Start
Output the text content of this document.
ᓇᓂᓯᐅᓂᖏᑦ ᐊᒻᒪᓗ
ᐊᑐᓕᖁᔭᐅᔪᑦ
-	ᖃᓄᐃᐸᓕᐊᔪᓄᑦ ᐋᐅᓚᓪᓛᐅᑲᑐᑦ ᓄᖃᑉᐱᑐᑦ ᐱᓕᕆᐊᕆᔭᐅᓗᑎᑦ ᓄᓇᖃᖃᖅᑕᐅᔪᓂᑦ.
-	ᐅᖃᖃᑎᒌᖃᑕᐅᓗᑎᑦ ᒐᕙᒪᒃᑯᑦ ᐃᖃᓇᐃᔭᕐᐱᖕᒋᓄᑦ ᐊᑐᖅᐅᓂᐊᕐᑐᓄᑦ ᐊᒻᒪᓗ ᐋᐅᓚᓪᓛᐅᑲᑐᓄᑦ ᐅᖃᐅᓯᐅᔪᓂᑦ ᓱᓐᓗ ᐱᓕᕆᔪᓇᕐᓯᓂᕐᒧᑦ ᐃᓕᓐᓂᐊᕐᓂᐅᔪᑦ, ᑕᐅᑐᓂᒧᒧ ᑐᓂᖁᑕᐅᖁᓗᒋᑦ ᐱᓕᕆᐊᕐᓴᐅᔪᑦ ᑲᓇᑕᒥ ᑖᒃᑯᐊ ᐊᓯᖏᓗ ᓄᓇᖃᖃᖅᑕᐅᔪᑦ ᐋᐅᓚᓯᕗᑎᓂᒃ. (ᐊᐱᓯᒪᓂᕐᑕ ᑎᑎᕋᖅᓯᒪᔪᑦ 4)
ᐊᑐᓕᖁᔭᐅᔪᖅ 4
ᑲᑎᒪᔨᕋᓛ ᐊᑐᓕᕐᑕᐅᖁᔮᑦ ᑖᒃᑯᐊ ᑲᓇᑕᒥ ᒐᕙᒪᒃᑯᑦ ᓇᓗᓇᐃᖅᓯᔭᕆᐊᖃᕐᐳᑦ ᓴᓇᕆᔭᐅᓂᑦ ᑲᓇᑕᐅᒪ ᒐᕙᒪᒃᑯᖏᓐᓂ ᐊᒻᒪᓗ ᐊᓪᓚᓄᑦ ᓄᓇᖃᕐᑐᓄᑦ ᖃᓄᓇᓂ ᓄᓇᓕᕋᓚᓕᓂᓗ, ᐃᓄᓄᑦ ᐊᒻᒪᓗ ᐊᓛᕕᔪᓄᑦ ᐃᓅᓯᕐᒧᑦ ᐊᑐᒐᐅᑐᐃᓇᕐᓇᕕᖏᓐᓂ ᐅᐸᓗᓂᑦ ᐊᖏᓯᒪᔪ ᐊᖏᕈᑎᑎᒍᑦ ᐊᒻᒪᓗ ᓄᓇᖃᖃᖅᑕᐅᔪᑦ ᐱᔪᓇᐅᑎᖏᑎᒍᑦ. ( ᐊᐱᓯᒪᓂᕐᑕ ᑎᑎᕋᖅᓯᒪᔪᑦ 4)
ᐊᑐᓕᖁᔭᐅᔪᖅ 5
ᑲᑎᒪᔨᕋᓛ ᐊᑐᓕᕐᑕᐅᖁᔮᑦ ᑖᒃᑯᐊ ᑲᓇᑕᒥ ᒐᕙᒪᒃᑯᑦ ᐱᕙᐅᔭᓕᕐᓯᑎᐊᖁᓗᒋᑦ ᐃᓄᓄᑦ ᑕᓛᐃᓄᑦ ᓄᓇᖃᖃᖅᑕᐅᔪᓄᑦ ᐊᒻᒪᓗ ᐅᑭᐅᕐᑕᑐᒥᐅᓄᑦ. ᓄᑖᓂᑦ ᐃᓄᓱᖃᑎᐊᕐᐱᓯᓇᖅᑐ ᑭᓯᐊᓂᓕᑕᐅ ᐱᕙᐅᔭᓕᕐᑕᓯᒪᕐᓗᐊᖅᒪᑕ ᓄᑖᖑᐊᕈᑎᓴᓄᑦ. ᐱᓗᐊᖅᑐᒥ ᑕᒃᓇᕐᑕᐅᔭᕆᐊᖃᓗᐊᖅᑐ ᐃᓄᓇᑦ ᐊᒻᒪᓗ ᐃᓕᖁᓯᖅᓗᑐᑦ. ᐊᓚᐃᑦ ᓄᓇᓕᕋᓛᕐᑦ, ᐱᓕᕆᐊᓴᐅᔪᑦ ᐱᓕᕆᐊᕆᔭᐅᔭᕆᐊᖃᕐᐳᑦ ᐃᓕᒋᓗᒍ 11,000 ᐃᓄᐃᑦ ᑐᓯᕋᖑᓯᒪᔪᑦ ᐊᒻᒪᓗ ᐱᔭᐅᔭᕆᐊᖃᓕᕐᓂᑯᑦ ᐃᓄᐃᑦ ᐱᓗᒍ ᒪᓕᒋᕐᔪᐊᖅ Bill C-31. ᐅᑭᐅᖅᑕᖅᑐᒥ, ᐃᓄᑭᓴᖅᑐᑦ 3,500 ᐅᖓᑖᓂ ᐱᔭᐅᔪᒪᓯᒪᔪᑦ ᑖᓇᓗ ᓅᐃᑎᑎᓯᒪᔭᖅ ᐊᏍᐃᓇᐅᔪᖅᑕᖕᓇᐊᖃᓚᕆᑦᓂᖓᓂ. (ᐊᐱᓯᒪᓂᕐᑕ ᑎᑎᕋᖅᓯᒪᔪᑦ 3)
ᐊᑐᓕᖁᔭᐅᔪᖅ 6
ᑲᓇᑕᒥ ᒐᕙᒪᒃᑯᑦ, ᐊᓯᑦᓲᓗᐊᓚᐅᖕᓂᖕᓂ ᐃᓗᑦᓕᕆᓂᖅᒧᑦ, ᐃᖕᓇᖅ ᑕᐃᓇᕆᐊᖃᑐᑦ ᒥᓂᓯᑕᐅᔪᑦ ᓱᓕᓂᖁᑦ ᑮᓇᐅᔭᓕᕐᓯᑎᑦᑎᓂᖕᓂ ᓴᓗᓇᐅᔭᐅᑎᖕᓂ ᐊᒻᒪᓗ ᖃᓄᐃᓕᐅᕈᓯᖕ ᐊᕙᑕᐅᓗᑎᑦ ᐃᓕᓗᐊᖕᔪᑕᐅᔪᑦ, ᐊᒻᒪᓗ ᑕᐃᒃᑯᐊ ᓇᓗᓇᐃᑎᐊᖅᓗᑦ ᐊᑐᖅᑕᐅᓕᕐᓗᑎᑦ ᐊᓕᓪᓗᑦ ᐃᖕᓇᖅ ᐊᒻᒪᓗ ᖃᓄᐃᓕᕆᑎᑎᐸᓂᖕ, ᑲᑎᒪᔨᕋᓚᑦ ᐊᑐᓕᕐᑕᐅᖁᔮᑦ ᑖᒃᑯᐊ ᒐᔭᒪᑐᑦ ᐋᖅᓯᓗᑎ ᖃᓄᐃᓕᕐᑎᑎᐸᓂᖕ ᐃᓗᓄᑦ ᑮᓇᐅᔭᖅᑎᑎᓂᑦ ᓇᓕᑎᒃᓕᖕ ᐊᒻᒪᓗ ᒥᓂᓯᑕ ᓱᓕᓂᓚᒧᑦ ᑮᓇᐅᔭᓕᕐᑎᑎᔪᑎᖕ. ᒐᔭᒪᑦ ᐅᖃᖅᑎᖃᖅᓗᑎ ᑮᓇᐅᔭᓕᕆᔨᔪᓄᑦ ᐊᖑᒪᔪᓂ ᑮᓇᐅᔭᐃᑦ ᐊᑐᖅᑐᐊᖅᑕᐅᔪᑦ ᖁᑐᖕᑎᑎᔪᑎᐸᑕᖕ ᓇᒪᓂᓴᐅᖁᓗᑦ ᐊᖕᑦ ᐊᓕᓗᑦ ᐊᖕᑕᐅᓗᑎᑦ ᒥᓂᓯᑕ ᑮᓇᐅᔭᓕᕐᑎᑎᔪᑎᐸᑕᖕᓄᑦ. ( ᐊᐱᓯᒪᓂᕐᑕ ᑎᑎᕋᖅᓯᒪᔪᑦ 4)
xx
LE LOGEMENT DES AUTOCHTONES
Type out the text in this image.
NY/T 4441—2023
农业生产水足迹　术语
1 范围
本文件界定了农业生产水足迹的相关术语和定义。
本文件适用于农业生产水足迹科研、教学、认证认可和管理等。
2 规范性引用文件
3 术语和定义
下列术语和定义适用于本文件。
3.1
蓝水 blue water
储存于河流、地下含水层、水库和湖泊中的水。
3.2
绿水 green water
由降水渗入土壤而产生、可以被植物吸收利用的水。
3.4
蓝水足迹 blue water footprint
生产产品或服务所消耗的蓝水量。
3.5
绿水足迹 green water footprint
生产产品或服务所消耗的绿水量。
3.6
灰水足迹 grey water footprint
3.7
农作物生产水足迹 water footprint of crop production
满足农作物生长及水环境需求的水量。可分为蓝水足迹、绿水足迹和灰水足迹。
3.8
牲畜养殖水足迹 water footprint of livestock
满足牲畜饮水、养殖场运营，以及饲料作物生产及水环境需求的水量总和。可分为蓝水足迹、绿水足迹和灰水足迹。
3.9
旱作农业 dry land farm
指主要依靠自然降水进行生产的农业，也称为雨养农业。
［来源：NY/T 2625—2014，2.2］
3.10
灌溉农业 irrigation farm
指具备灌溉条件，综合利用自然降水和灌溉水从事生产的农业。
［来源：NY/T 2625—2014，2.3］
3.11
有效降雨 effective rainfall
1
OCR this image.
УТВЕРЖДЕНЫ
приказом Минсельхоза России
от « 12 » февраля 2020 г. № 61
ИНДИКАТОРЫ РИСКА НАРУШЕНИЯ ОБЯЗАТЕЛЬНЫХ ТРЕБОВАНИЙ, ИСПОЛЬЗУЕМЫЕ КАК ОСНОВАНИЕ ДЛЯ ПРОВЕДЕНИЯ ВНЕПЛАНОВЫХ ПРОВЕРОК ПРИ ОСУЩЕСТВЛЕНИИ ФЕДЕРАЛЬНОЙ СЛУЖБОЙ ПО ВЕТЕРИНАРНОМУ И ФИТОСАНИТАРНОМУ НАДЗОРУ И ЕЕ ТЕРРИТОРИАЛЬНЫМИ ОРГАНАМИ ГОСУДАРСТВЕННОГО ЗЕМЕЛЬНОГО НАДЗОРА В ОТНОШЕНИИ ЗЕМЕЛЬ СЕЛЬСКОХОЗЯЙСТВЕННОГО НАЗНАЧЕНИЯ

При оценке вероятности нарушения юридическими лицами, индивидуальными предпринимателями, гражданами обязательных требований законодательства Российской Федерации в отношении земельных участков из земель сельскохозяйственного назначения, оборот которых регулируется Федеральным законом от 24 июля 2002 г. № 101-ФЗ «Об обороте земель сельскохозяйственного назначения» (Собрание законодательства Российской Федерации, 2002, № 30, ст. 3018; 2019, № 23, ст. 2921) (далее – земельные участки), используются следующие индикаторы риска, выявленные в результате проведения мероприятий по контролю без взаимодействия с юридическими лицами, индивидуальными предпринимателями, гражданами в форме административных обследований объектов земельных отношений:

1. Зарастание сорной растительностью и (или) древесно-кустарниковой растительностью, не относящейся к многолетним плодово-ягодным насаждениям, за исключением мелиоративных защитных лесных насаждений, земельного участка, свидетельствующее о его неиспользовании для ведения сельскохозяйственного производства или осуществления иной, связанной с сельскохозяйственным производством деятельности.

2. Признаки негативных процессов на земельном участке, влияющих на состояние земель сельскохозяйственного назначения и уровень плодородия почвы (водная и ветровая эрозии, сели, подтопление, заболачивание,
End
Given problem: Determine how many lines contain the word "绿水足迹和灰水足迹" and reply with that number alone.

Output of the exercise: 2